[Dataset entries]
################
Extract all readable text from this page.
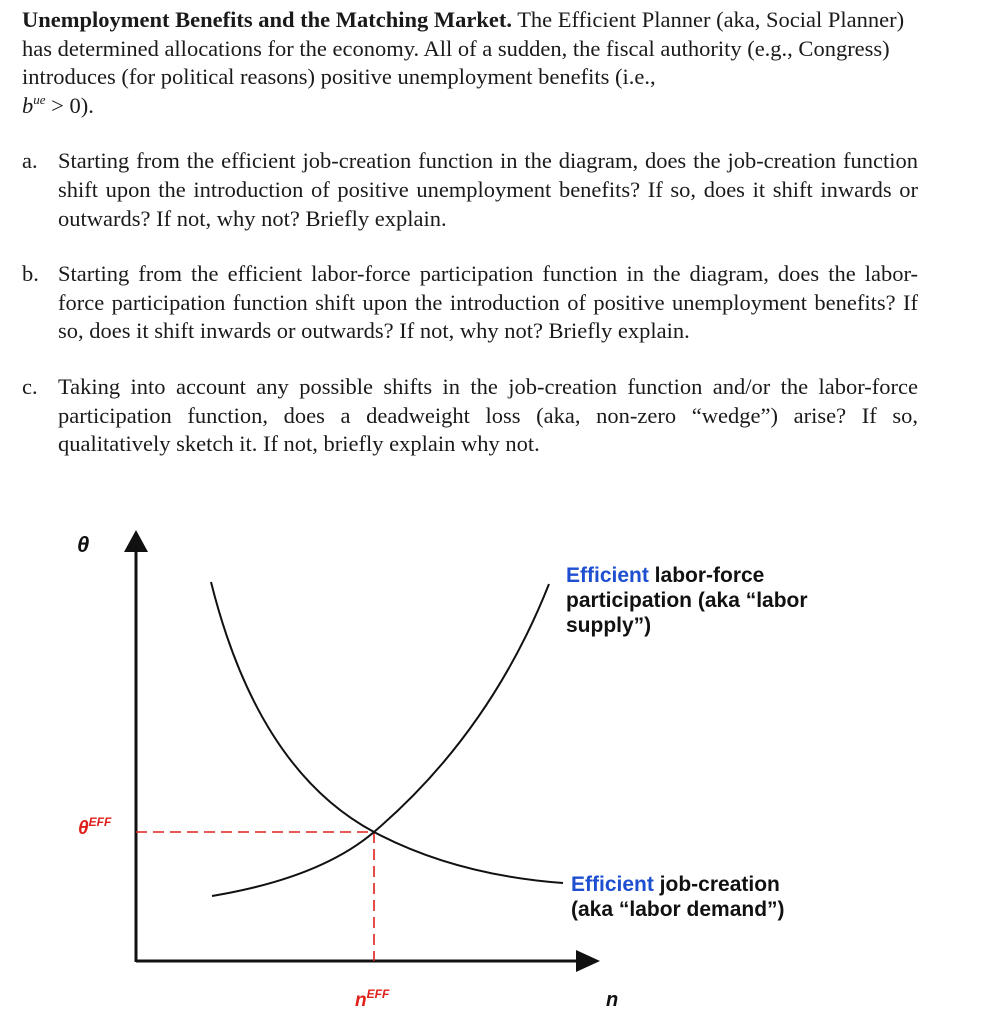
Unemployment Benefits and the Matching Market. The Efficient Planner (aka, Social Planner) has determined allocations for the economy. All of a sudden, the fiscal authority (e.g., Congress) introduces (for political reasons) positive unemployment benefits (i.e.,
$b^{ue} > 0$).

a. Starting from the efficient job-creation function in the diagram, does the job-creation function shift upon the introduction of positive unemployment benefits? If so, does it shift inwards or outwards? If not, why not? Briefly explain.
b. Starting from the efficient labor-force participation function in the diagram, does the labor-force participation function shift upon the introduction of positive unemployment benefits? If so, does it shift inwards or outwards? If not, why not? Briefly explain.
c. Taking into account any possible shifts in the job-creation function and/or the labor-force participation function, does a deadweight loss (aka, non-zero “wedge”) arise? If so, qualitatively sketch it. If not, briefly explain why not.
θ
$\theta^{EFF}$
$n^{EFF}$	n
Efficient labor-force
participation (aka “labor
supply”)
Efficient job-creation
(aka “labor demand”)
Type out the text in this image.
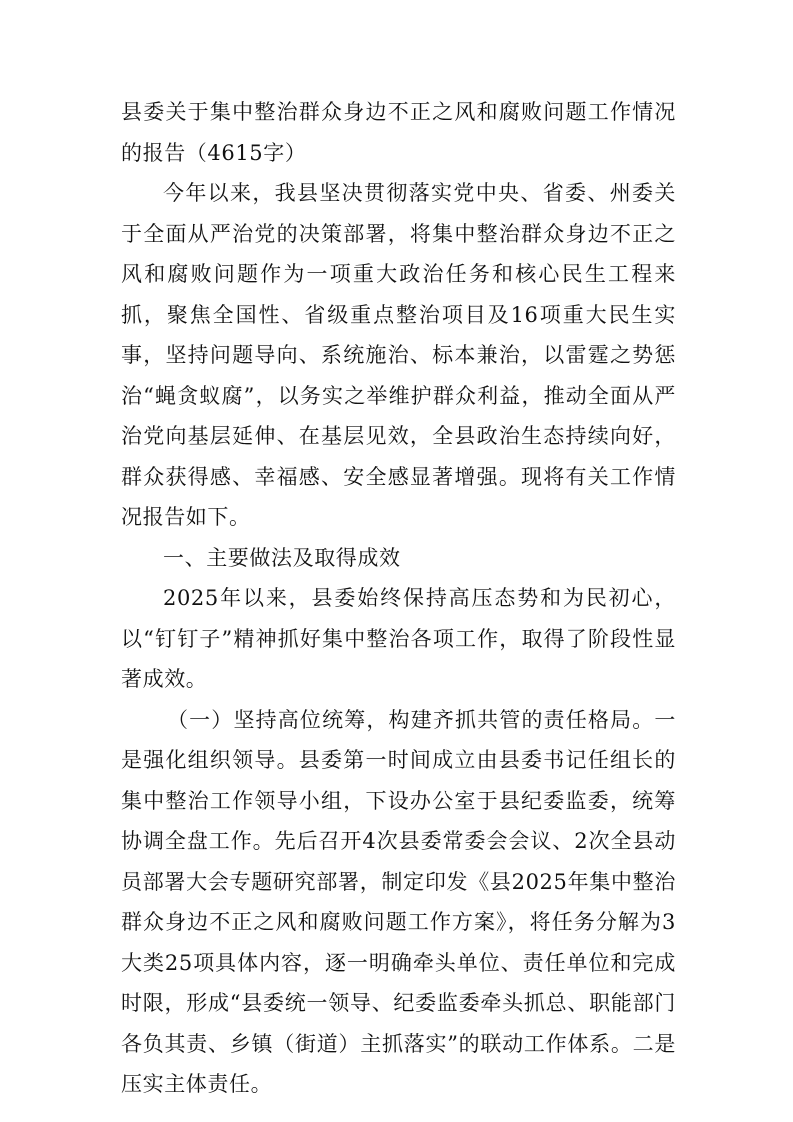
县委关于集中整治群众身边不正之风和腐败问题工作情况的报告（4615字）

今年以来，我县坚决贯彻落实党中央、省委、州委关于全面从严治党的决策部署，将集中整治群众身边不正之风和腐败问题作为一项重大政治任务和核心民生工程来抓，聚焦全国性、省级重点整治项目及16项重大民生实事，坚持问题导向、系统施治、标本兼治，以雷霆之势惩治“蝇贪蚁腐”，以务实之举维护群众利益，推动全面从严治党向基层延伸、在基层见效，全县政治生态持续向好，群众获得感、幸福感、安全感显著增强。现将有关工作情况报告如下。

一、主要做法及取得成效

2025年以来，县委始终保持高压态势和为民初心，以“钉钉子”精神抓好集中整治各项工作，取得了阶段性显著成效。

（一）坚持高位统筹，构建齐抓共管的责任格局。一是强化组织领导。县委第一时间成立由县委书记任组长的集中整治工作领导小组，下设办公室于县纪委监委，统筹协调全盘工作。先后召开4次县委常委会会议、2次全县动员部署大会专题研究部署，制定印发《县2025年集中整治群众身边不正之风和腐败问题工作方案》，将任务分解为3大类25项具体内容，逐一明确牵头单位、责任单位和完成时限，形成“县委统一领导、纪委监委牵头抓总、职能部门各负其责、乡镇（街道）主抓落实”的联动工作体系。二是压实主体责任。
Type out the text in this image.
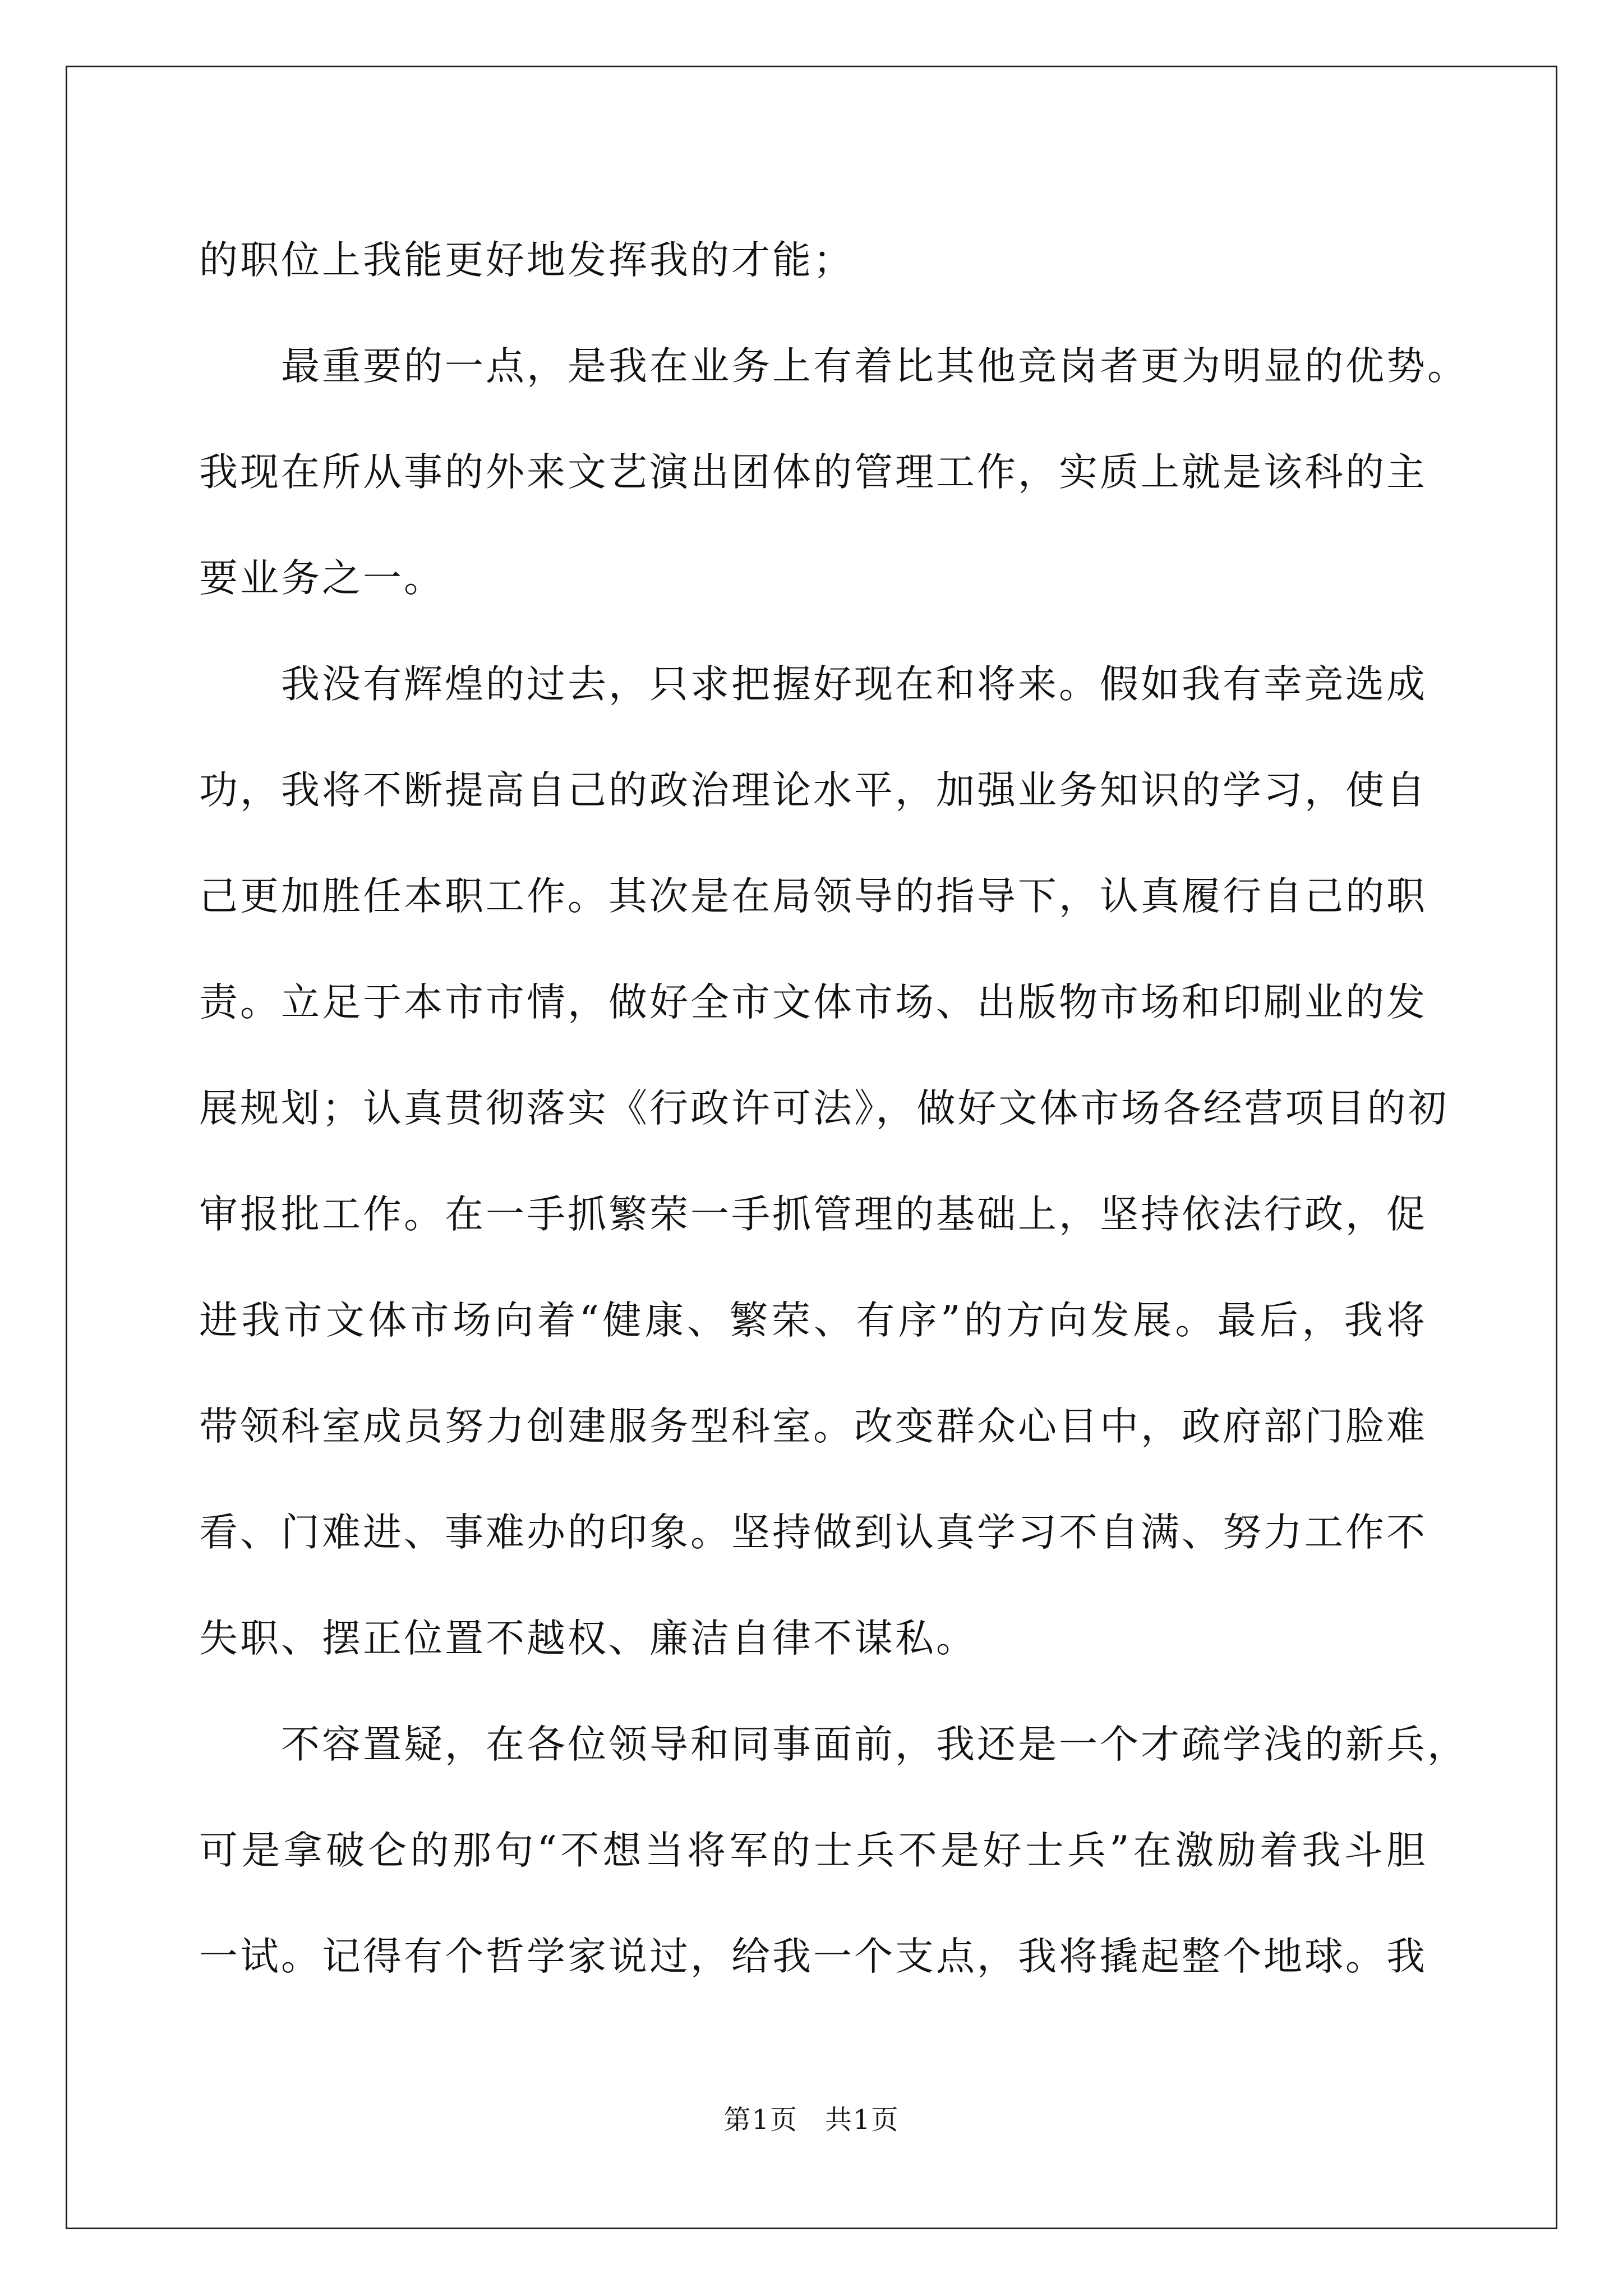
的职位上我能更好地发挥我的才能；
最重要的一点，是我在业务上有着比其他竞岗者更为明显的优势。
我现在所从事的外来文艺演出团体的管理工作，实质上就是该科的主
要业务之一。
我没有辉煌的过去，只求把握好现在和将来。假如我有幸竞选成
功，我将不断提高自己的政治理论水平，加强业务知识的学习，使自
己更加胜任本职工作。其次是在局领导的指导下，认真履行自己的职
责。立足于本市市情，做好全市文体市场、出版物市场和印刷业的发
展规划；认真贯彻落实《行政许可法》，做好文体市场各经营项目的初
审报批工作。在一手抓繁荣一手抓管理的基础上，坚持依法行政，促
进我市文体市场向着“健康、繁荣、有序”的方向发展。最后，我将
带领科室成员努力创建服务型科室。改变群众心目中，政府部门脸难
看、门难进、事难办的印象。坚持做到认真学习不自满、努力工作不
失职、摆正位置不越权、廉洁自律不谋私。
不容置疑，在各位领导和同事面前，我还是一个才疏学浅的新兵，
可是拿破仑的那句“不想当将军的士兵不是好士兵”在激励着我斗胆
一试。记得有个哲学家说过，给我一个支点，我将撬起整个地球。我
第1页 共1页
################
EXERCISE AIM:
Which lines in the data above contain "positive"? Show each one.

WRITTEN ANSWER:
Unemployment Benefits and the Matching Market. The Efficient Planner (aka, Social Planner) has determined allocations for the economy. All of a sudden, the fiscal authority (e.g., Congress) introduces (for political reasons) positive unemployment benefits (i.e.,
a. Starting from the efficient job-creation function in the diagram, does the job-creation function shift upon the introduction of positive unemployment benefits? If so, does it shift inwards or outwards? If not, why not? Briefly explain.
b. Starting from the efficient labor-force participation function in the diagram, does the labor-force participation function shift upon the introduction of positive unemployment benefits? If so, does it shift inwards or outwards? If not, why not? Briefly explain.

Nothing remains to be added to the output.